→ **Instruction**
Return all of the lines below exactly as they are.

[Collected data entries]
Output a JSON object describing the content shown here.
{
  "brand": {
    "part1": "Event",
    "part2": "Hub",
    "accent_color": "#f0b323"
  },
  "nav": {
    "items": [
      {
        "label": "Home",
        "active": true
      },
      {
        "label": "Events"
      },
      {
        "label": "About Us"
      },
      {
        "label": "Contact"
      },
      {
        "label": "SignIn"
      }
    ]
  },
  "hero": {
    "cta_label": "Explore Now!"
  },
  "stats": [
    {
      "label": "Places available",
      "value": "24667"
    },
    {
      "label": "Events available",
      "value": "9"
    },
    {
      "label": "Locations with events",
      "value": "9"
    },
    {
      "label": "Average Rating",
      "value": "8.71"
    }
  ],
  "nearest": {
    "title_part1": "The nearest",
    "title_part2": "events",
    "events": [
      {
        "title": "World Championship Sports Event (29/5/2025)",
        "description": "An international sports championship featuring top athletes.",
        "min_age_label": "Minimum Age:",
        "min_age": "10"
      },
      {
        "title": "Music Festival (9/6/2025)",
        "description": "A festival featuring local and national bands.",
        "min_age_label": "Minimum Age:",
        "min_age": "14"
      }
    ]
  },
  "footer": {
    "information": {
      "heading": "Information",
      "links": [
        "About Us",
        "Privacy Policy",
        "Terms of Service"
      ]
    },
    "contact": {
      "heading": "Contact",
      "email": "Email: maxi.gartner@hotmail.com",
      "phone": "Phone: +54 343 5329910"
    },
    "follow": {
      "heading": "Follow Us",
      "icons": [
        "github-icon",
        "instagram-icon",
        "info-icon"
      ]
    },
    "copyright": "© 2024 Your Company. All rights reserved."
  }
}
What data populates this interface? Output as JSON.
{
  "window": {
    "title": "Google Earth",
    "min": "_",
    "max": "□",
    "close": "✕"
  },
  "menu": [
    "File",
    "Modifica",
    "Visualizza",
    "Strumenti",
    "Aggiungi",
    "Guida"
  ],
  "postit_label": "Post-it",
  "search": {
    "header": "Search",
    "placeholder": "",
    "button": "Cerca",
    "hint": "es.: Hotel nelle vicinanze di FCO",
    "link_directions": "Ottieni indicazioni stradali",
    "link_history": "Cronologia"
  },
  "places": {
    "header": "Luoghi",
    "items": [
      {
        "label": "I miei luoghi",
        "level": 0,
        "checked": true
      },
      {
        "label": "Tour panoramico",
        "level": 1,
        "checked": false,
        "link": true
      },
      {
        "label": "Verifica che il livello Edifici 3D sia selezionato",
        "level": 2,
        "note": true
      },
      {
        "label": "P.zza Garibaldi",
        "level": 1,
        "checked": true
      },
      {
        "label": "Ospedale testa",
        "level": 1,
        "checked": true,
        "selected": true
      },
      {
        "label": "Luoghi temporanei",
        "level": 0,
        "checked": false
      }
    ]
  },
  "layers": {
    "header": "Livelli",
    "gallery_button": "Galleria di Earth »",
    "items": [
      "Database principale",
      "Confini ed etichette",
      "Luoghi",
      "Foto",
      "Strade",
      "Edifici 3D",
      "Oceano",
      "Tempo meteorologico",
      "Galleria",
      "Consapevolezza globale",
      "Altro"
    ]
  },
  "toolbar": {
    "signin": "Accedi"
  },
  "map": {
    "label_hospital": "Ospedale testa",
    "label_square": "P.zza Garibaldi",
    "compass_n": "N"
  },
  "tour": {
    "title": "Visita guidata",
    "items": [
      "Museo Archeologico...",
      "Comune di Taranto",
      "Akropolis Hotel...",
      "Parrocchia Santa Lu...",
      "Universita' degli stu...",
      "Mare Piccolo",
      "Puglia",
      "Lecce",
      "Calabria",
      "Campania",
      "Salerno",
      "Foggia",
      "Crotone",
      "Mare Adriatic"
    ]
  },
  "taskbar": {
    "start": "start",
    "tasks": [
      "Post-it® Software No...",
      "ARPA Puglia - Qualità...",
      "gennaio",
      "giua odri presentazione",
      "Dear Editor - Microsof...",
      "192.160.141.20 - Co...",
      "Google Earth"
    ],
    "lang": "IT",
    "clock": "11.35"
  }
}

→ **Worked answer**
Output a JSON object describing the content shown here.
{
  "brand": {
    "part1": "Event",
    "part2": "Hub",
    "accent_color": "#f0b323"
  },
  "nav": {
    "items": [
      {
        "label": "Home",
        "active": true
      },
      {
        "label": "Events"
      },
      {
        "label": "About Us"
      },
      {
        "label": "Contact"
      },
      {
        "label": "SignIn"
      }
    ]
  },
  "hero": {
    "cta_label": "Explore Now!"
  },
  "stats": [
    {
      "label": "Places available",
      "value": "24667"
    },
    {
      "label": "Events available",
      "value": "9"
    },
    {
      "label": "Locations with events",
      "value": "9"
    },
    {
      "label": "Average Rating",
      "value": "8.71"
    }
  ],
  "nearest": {
    "title_part1": "The nearest",
    "title_part2": "events",
    "events": [
      {
        "title": "World Championship Sports Event (29/5/2025)",
        "description": "An international sports championship featuring top athletes.",
        "min_age_label": "Minimum Age:",
        "min_age": "10"
      },
      {
        "title": "Music Festival (9/6/2025)",
        "description": "A festival featuring local and national bands.",
        "min_age_label": "Minimum Age:",
        "min_age": "14"
      }
    ]
  },
  "footer": {
    "information": {
      "heading": "Information",
      "links": [
        "About Us",
        "Privacy Policy",
        "Terms of Service"
      ]
    },
    "contact": {
      "heading": "Contact",
      "email": "Email: maxi.gartner@hotmail.com",
      "phone": "Phone: +54 343 5329910"
    },
    "follow": {
      "heading": "Follow Us",
      "icons": [
        "github-icon",
        "instagram-icon",
        "info-icon"
      ]
    },
    "copyright": "© 2024 Your Company. All rights reserved."
  }
}
What data populates this interface? Output as JSON.
{
  "window": {
    "title": "Google Earth",
    "min": "_",
    "max": "□",
    "close": "✕"
  },
  "menu": [
    "File",
    "Modifica",
    "Visualizza",
    "Strumenti",
    "Aggiungi",
    "Guida"
  ],
  "postit_label": "Post-it",
  "search": {
    "header": "Search",
    "placeholder": "",
    "button": "Cerca",
    "hint": "es.: Hotel nelle vicinanze di FCO",
    "link_directions": "Ottieni indicazioni stradali",
    "link_history": "Cronologia"
  },
  "places": {
    "header": "Luoghi",
    "items": [
      {
        "label": "I miei luoghi",
        "level": 0,
        "checked": true
      },
      {
        "label": "Tour panoramico",
        "level": 1,
        "checked": false,
        "link": true
      },
      {
        "label": "Verifica che il livello Edifici 3D sia selezionato",
        "level": 2,
        "note": true
      },
      {
        "label": "P.zza Garibaldi",
        "level": 1,
        "checked": true
      },
      {
        "label": "Ospedale testa",
        "level": 1,
        "checked": true,
        "selected": true
      },
      {
        "label": "Luoghi temporanei",
        "level": 0,
        "checked": false
      }
    ]
  },
  "layers": {
    "header": "Livelli",
    "gallery_button": "Galleria di Earth »",
    "items": [
      "Database principale",
      "Confini ed etichette",
      "Luoghi",
      "Foto",
      "Strade",
      "Edifici 3D",
      "Oceano",
      "Tempo meteorologico",
      "Galleria",
      "Consapevolezza globale",
      "Altro"
    ]
  },
  "toolbar": {
    "signin": "Accedi"
  },
  "map": {
    "label_hospital": "Ospedale testa",
    "label_square": "P.zza Garibaldi",
    "compass_n": "N"
  },
  "tour": {
    "title": "Visita guidata",
    "items": [
      "Museo Archeologico...",
      "Comune di Taranto",
      "Akropolis Hotel...",
      "Parrocchia Santa Lu...",
      "Universita' degli stu...",
      "Mare Piccolo",
      "Puglia",
      "Lecce",
      "Calabria",
      "Campania",
      "Salerno",
      "Foggia",
      "Crotone",
      "Mare Adriatic"
    ]
  },
  "taskbar": {
    "start": "start",
    "tasks": [
      "Post-it® Software No...",
      "ARPA Puglia - Qualità...",
      "gennaio",
      "giua odri presentazione",
      "Dear Editor - Microsof...",
      "192.160.141.20 - Co...",
      "Google Earth"
    ],
    "lang": "IT",
    "clock": "11.35"
  }
}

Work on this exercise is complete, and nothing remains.